▶ Written exercise
Please give the listing again, word for word, with nothing left out.

▶ Exercise input
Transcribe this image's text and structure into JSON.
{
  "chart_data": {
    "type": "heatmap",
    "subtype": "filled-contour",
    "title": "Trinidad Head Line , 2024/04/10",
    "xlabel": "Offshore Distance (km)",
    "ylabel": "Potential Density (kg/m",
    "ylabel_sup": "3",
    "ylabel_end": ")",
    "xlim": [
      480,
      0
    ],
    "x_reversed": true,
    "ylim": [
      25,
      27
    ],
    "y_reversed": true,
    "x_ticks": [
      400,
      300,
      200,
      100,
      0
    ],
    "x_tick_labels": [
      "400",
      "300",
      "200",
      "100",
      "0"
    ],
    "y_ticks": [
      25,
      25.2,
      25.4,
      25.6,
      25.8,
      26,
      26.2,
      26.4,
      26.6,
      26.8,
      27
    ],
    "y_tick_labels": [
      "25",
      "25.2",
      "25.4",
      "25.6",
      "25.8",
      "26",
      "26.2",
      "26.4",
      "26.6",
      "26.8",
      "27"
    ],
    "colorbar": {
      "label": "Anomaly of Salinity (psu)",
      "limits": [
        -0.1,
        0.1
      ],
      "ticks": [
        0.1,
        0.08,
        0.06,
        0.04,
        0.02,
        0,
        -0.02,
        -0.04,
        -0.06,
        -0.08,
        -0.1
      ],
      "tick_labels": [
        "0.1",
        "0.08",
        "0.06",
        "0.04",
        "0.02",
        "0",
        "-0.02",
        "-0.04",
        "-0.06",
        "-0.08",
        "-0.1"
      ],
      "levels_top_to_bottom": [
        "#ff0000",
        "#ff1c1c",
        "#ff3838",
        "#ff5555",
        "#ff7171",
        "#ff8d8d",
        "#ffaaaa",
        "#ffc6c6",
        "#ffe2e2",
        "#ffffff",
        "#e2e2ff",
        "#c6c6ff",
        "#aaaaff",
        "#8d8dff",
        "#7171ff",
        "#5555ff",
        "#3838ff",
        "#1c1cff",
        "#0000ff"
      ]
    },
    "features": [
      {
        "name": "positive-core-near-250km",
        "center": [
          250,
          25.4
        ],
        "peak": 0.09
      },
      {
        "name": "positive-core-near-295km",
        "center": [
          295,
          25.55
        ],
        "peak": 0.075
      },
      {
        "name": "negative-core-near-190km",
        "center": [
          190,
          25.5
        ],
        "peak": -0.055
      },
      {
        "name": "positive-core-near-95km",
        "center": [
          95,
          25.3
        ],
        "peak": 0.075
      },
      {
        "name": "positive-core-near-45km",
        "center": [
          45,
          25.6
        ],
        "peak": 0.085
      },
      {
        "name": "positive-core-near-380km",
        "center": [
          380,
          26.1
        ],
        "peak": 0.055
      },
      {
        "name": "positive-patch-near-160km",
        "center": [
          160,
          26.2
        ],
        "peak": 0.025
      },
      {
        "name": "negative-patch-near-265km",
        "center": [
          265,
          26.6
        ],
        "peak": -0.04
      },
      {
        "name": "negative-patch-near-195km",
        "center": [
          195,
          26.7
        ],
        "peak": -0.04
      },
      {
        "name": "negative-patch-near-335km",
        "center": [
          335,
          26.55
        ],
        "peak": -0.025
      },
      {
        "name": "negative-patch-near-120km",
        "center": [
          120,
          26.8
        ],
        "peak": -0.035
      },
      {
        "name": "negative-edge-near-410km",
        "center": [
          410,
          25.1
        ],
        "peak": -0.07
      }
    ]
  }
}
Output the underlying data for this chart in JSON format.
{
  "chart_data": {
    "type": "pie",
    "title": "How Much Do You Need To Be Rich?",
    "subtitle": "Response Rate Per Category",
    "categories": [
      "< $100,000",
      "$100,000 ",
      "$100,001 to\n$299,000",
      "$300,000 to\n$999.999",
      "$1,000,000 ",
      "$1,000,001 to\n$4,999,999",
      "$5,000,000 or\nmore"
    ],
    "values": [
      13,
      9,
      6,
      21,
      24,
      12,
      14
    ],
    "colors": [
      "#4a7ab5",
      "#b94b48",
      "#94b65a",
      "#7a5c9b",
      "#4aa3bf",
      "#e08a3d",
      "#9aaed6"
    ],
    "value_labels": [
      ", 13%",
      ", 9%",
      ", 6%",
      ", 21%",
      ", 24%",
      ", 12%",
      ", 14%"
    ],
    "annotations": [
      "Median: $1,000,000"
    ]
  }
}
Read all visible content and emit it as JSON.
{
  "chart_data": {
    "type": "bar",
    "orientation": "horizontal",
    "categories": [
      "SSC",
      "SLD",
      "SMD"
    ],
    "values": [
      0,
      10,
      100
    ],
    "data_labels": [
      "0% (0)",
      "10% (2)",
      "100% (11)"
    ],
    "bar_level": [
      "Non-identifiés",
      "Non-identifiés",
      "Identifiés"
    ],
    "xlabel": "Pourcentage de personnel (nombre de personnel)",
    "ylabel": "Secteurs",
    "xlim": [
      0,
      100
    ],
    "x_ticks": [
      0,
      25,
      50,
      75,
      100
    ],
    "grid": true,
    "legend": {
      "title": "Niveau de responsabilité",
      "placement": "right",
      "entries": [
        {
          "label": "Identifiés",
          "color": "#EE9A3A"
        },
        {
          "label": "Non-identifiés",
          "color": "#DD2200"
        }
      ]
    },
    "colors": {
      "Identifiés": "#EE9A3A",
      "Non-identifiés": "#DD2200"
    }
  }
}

▶ Result of this exercise
Transcribe this image's text and structure into JSON.
{
  "chart_data": {
    "type": "heatmap",
    "subtype": "filled-contour",
    "title": "Trinidad Head Line , 2024/04/10",
    "xlabel": "Offshore Distance (km)",
    "ylabel": "Potential Density (kg/m",
    "ylabel_sup": "3",
    "ylabel_end": ")",
    "xlim": [
      480,
      0
    ],
    "x_reversed": true,
    "ylim": [
      25,
      27
    ],
    "y_reversed": true,
    "x_ticks": [
      400,
      300,
      200,
      100,
      0
    ],
    "x_tick_labels": [
      "400",
      "300",
      "200",
      "100",
      "0"
    ],
    "y_ticks": [
      25,
      25.2,
      25.4,
      25.6,
      25.8,
      26,
      26.2,
      26.4,
      26.6,
      26.8,
      27
    ],
    "y_tick_labels": [
      "25",
      "25.2",
      "25.4",
      "25.6",
      "25.8",
      "26",
      "26.2",
      "26.4",
      "26.6",
      "26.8",
      "27"
    ],
    "colorbar": {
      "label": "Anomaly of Salinity (psu)",
      "limits": [
        -0.1,
        0.1
      ],
      "ticks": [
        0.1,
        0.08,
        0.06,
        0.04,
        0.02,
        0,
        -0.02,
        -0.04,
        -0.06,
        -0.08,
        -0.1
      ],
      "tick_labels": [
        "0.1",
        "0.08",
        "0.06",
        "0.04",
        "0.02",
        "0",
        "-0.02",
        "-0.04",
        "-0.06",
        "-0.08",
        "-0.1"
      ],
      "levels_top_to_bottom": [
        "#ff0000",
        "#ff1c1c",
        "#ff3838",
        "#ff5555",
        "#ff7171",
        "#ff8d8d",
        "#ffaaaa",
        "#ffc6c6",
        "#ffe2e2",
        "#ffffff",
        "#e2e2ff",
        "#c6c6ff",
        "#aaaaff",
        "#8d8dff",
        "#7171ff",
        "#5555ff",
        "#3838ff",
        "#1c1cff",
        "#0000ff"
      ]
    },
    "features": [
      {
        "name": "positive-core-near-250km",
        "center": [
          250,
          25.4
        ],
        "peak": 0.09
      },
      {
        "name": "positive-core-near-295km",
        "center": [
          295,
          25.55
        ],
        "peak": 0.075
      },
      {
        "name": "negative-core-near-190km",
        "center": [
          190,
          25.5
        ],
        "peak": -0.055
      },
      {
        "name": "positive-core-near-95km",
        "center": [
          95,
          25.3
        ],
        "peak": 0.075
      },
      {
        "name": "positive-core-near-45km",
        "center": [
          45,
          25.6
        ],
        "peak": 0.085
      },
      {
        "name": "positive-core-near-380km",
        "center": [
          380,
          26.1
        ],
        "peak": 0.055
      },
      {
        "name": "positive-patch-near-160km",
        "center": [
          160,
          26.2
        ],
        "peak": 0.025
      },
      {
        "name": "negative-patch-near-265km",
        "center": [
          265,
          26.6
        ],
        "peak": -0.04
      },
      {
        "name": "negative-patch-near-195km",
        "center": [
          195,
          26.7
        ],
        "peak": -0.04
      },
      {
        "name": "negative-patch-near-335km",
        "center": [
          335,
          26.55
        ],
        "peak": -0.025
      },
      {
        "name": "negative-patch-near-120km",
        "center": [
          120,
          26.8
        ],
        "peak": -0.035
      },
      {
        "name": "negative-edge-near-410km",
        "center": [
          410,
          25.1
        ],
        "peak": -0.07
      }
    ]
  }
}
Output the underlying data for this chart in JSON format.
{
  "chart_data": {
    "type": "pie",
    "title": "How Much Do You Need To Be Rich?",
    "subtitle": "Response Rate Per Category",
    "categories": [
      "< $100,000",
      "$100,000 ",
      "$100,001 to\n$299,000",
      "$300,000 to\n$999.999",
      "$1,000,000 ",
      "$1,000,001 to\n$4,999,999",
      "$5,000,000 or\nmore"
    ],
    "values": [
      13,
      9,
      6,
      21,
      24,
      12,
      14
    ],
    "colors": [
      "#4a7ab5",
      "#b94b48",
      "#94b65a",
      "#7a5c9b",
      "#4aa3bf",
      "#e08a3d",
      "#9aaed6"
    ],
    "value_labels": [
      ", 13%",
      ", 9%",
      ", 6%",
      ", 21%",
      ", 24%",
      ", 12%",
      ", 14%"
    ],
    "annotations": [
      "Median: $1,000,000"
    ]
  }
}
Read all visible content and emit it as JSON.
{
  "chart_data": {
    "type": "bar",
    "orientation": "horizontal",
    "categories": [
      "SSC",
      "SLD",
      "SMD"
    ],
    "values": [
      0,
      10,
      100
    ],
    "data_labels": [
      "0% (0)",
      "10% (2)",
      "100% (11)"
    ],
    "bar_level": [
      "Non-identifiés",
      "Non-identifiés",
      "Identifiés"
    ],
    "xlabel": "Pourcentage de personnel (nombre de personnel)",
    "ylabel": "Secteurs",
    "xlim": [
      0,
      100
    ],
    "x_ticks": [
      0,
      25,
      50,
      75,
      100
    ],
    "grid": true,
    "legend": {
      "title": "Niveau de responsabilité",
      "placement": "right",
      "entries": [
        {
          "label": "Identifiés",
          "color": "#EE9A3A"
        },
        {
          "label": "Non-identifiés",
          "color": "#DD2200"
        }
      ]
    },
    "colors": {
      "Identifiés": "#EE9A3A",
      "Non-identifiés": "#DD2200"
    }
  }
}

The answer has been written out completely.